**Entries**
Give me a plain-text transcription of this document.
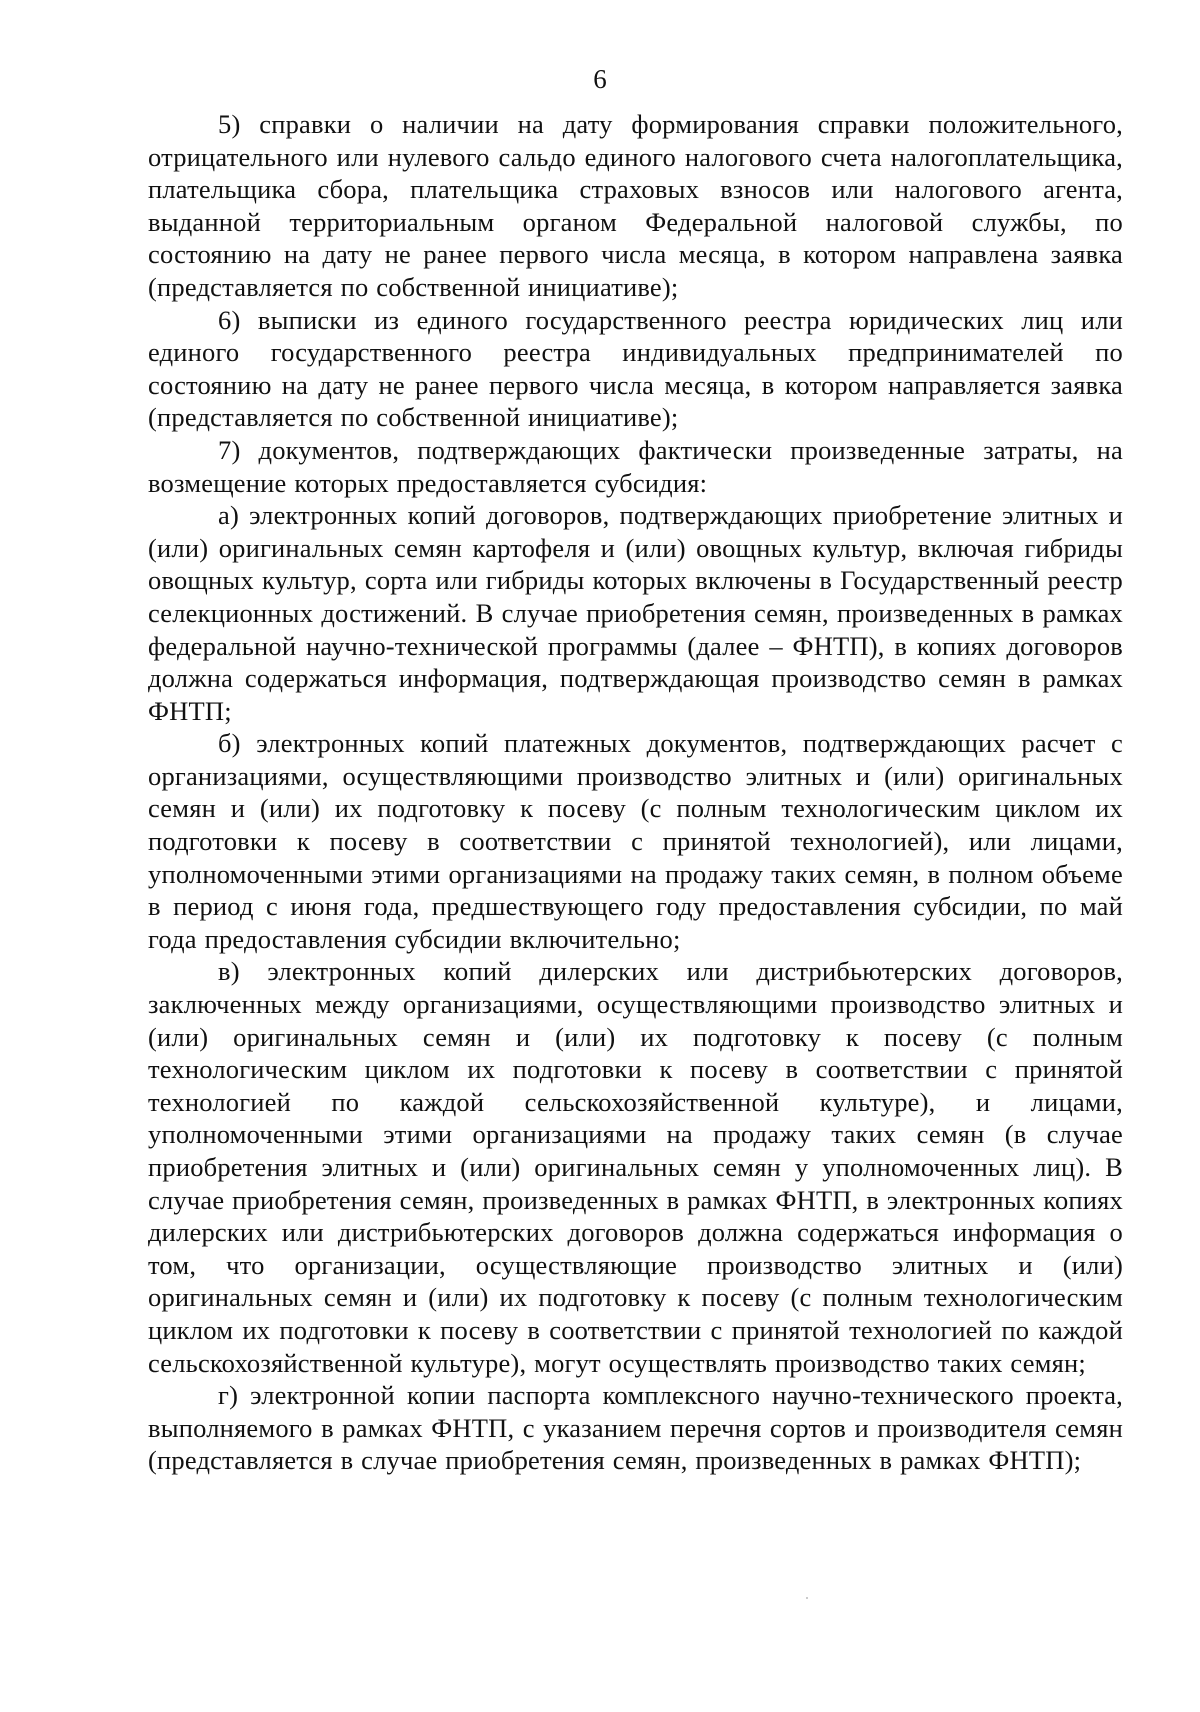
6

5) справки о наличии на дату формирования справки положительного, отрицательного или нулевого сальдо единого налогового счета налогоплательщика, плательщика сбора, плательщика страховых взносов или налогового агента, выданной территориальным органом Федеральной налоговой службы, по состоянию на дату не ранее первого числа месяца, в котором направлена заявка (представляется по собственной инициативе);

6) выписки из единого государственного реестра юридических лиц или единого государственного реестра индивидуальных предпринимателей по состоянию на дату не ранее первого числа месяца, в котором направляется заявка (представляется по собственной инициативе);

7) документов, подтверждающих фактически произведенные затраты, на возмещение которых предоставляется субсидия:

а) электронных копий договоров, подтверждающих приобретение элитных и (или) оригинальных семян картофеля и (или) овощных культур, включая гибриды овощных культур, сорта или гибриды которых включены в Государственный реестр селекционных достижений. В случае приобретения семян, произведенных в рамках федеральной научно-технической программы (далее – ФНТП), в копиях договоров должна содержаться информация, подтверждающая производство семян в рамках ФНТП;

б) электронных копий платежных документов, подтверждающих расчет с организациями, осуществляющими производство элитных и (или) оригинальных семян и (или) их подготовку к посеву (с полным технологическим циклом их подготовки к посеву в соответствии с принятой технологией), или лицами, уполномоченными этими организациями на продажу таких семян, в полном объеме в период с июня года, предшествующего году предоставления субсидии, по май года предоставления субсидии включительно;

в) электронных копий дилерских или дистрибьютерских договоров, заключенных между организациями, осуществляющими производство элитных и (или) оригинальных семян и (или) их подготовку к посеву (с полным технологическим циклом их подготовки к посеву в соответствии с принятой технологией по каждой сельскохозяйственной культуре), и лицами, уполномоченными этими организациями на продажу таких семян (в случае приобретения элитных и (или) оригинальных семян у уполномоченных лиц). В случае приобретения семян, произведенных в рамках ФНТП, в электронных копиях дилерских или дистрибьютерских договоров должна содержаться информация о том, что организации, осуществляющие производство элитных и (или) оригинальных семян и (или) их подготовку к посеву (с полным технологическим циклом их подготовки к посеву в соответствии с принятой технологией по каждой сельскохозяйственной культуре), могут осуществлять производство таких семян;

г) электронной копии паспорта комплексного научно-технического проекта, выполняемого в рамках ФНТП, с указанием перечня сортов и производителя семян (представляется в случае приобретения семян, произведенных в рамках ФНТП);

**What needs to be done**
Transcribe all entries above exactly. Drop the pictures.

**Solution to the exercise**
Give me a plain-text transcription of this document.
6

5) справки о наличии на дату формирования справки положительного, отрицательного или нулевого сальдо единого налогового счета налогоплательщика, плательщика сбора, плательщика страховых взносов или налогового агента, выданной территориальным органом Федеральной налоговой службы, по состоянию на дату не ранее первого числа месяца, в котором направлена заявка (представляется по собственной инициативе);

6) выписки из единого государственного реестра юридических лиц или единого государственного реестра индивидуальных предпринимателей по состоянию на дату не ранее первого числа месяца, в котором направляется заявка (представляется по собственной инициативе);

7) документов, подтверждающих фактически произведенные затраты, на возмещение которых предоставляется субсидия:

а) электронных копий договоров, подтверждающих приобретение элитных и (или) оригинальных семян картофеля и (или) овощных культур, включая гибриды овощных культур, сорта или гибриды которых включены в Государственный реестр селекционных достижений. В случае приобретения семян, произведенных в рамках федеральной научно-технической программы (далее – ФНТП), в копиях договоров должна содержаться информация, подтверждающая производство семян в рамках ФНТП;

б) электронных копий платежных документов, подтверждающих расчет с организациями, осуществляющими производство элитных и (или) оригинальных семян и (или) их подготовку к посеву (с полным технологическим циклом их подготовки к посеву в соответствии с принятой технологией), или лицами, уполномоченными этими организациями на продажу таких семян, в полном объеме в период с июня года, предшествующего году предоставления субсидии, по май года предоставления субсидии включительно;

в) электронных копий дилерских или дистрибьютерских договоров, заключенных между организациями, осуществляющими производство элитных и (или) оригинальных семян и (или) их подготовку к посеву (с полным технологическим циклом их подготовки к посеву в соответствии с принятой технологией по каждой сельскохозяйственной культуре), и лицами, уполномоченными этими организациями на продажу таких семян (в случае приобретения элитных и (или) оригинальных семян у уполномоченных лиц). В случае приобретения семян, произведенных в рамках ФНТП, в электронных копиях дилерских или дистрибьютерских договоров должна содержаться информация о том, что организации, осуществляющие производство элитных и (или) оригинальных семян и (или) их подготовку к посеву (с полным технологическим циклом их подготовки к посеву в соответствии с принятой технологией по каждой сельскохозяйственной культуре), могут осуществлять производство таких семян;

г) электронной копии паспорта комплексного научно-технического проекта, выполняемого в рамках ФНТП, с указанием перечня сортов и производителя семян (представляется в случае приобретения семян, произведенных в рамках ФНТП);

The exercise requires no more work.